[Exercise data]:

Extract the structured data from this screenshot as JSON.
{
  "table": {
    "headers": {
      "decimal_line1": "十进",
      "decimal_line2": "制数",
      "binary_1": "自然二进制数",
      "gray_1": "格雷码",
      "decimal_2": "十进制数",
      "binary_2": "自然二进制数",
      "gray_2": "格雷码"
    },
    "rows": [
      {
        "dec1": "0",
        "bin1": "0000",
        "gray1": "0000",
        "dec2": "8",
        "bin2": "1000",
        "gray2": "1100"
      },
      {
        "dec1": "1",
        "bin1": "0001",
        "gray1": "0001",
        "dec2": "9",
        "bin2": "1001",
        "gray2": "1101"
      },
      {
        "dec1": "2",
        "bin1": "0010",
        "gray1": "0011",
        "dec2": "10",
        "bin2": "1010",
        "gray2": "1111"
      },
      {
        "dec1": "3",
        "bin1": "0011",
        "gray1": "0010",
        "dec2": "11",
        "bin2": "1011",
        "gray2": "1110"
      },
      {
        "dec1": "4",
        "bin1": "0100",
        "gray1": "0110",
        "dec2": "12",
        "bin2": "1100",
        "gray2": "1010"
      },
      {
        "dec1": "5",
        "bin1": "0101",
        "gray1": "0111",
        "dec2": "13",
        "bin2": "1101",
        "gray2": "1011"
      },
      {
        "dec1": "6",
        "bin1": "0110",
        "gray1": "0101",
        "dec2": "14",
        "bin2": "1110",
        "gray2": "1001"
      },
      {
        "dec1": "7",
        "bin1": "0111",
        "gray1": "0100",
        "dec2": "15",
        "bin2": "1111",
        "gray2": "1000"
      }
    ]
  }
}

[Your objective]:
Return what is listed above, exactly and completely.

[Exercise response]:
Extract the structured data from this screenshot as JSON.
{
  "table": {
    "headers": {
      "decimal_line1": "十进",
      "decimal_line2": "制数",
      "binary_1": "自然二进制数",
      "gray_1": "格雷码",
      "decimal_2": "十进制数",
      "binary_2": "自然二进制数",
      "gray_2": "格雷码"
    },
    "rows": [
      {
        "dec1": "0",
        "bin1": "0000",
        "gray1": "0000",
        "dec2": "8",
        "bin2": "1000",
        "gray2": "1100"
      },
      {
        "dec1": "1",
        "bin1": "0001",
        "gray1": "0001",
        "dec2": "9",
        "bin2": "1001",
        "gray2": "1101"
      },
      {
        "dec1": "2",
        "bin1": "0010",
        "gray1": "0011",
        "dec2": "10",
        "bin2": "1010",
        "gray2": "1111"
      },
      {
        "dec1": "3",
        "bin1": "0011",
        "gray1": "0010",
        "dec2": "11",
        "bin2": "1011",
        "gray2": "1110"
      },
      {
        "dec1": "4",
        "bin1": "0100",
        "gray1": "0110",
        "dec2": "12",
        "bin2": "1100",
        "gray2": "1010"
      },
      {
        "dec1": "5",
        "bin1": "0101",
        "gray1": "0111",
        "dec2": "13",
        "bin2": "1101",
        "gray2": "1011"
      },
      {
        "dec1": "6",
        "bin1": "0110",
        "gray1": "0101",
        "dec2": "14",
        "bin2": "1110",
        "gray2": "1001"
      },
      {
        "dec1": "7",
        "bin1": "0111",
        "gray1": "0100",
        "dec2": "15",
        "bin2": "1111",
        "gray2": "1000"
      }
    ]
  }
}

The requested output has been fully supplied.